## WRITTEN TASK
Examine the entries below, count the lines holding the string "Ricerca", and respond with the number only.

----- DATASET ROWS

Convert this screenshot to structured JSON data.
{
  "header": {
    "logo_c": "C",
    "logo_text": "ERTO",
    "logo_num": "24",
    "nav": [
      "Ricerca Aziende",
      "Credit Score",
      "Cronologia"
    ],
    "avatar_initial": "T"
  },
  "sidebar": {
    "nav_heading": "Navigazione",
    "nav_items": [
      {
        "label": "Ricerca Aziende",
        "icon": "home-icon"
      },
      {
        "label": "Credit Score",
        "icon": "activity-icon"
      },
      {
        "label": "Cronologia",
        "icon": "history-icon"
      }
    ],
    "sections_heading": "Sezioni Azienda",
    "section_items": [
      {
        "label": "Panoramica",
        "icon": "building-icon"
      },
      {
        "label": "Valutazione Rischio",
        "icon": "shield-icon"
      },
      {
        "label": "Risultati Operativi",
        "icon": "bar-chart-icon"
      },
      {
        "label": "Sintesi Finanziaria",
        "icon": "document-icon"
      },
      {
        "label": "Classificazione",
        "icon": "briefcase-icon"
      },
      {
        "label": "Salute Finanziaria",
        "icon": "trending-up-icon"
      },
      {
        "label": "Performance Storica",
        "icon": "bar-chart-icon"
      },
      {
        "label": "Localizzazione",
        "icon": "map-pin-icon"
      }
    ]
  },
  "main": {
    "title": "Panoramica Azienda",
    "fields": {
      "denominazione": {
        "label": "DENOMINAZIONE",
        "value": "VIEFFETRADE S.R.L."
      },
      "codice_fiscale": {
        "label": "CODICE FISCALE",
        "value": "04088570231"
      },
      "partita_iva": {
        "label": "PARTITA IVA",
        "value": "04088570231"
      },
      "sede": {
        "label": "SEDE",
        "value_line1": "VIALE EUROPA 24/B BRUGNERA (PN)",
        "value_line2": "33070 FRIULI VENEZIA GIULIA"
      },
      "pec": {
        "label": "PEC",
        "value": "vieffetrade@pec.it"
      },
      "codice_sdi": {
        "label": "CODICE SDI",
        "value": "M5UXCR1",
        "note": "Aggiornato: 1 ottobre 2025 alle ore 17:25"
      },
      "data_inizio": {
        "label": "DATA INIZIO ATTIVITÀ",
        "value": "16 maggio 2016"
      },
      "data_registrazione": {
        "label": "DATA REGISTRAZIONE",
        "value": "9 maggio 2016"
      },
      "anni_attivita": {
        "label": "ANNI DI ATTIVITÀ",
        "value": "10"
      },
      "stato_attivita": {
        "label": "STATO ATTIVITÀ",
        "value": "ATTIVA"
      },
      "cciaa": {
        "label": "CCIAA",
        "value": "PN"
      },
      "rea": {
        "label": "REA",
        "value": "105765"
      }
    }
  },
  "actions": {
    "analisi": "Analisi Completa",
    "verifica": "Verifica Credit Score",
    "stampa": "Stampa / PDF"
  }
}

----------

## SOLUTION BELOW
2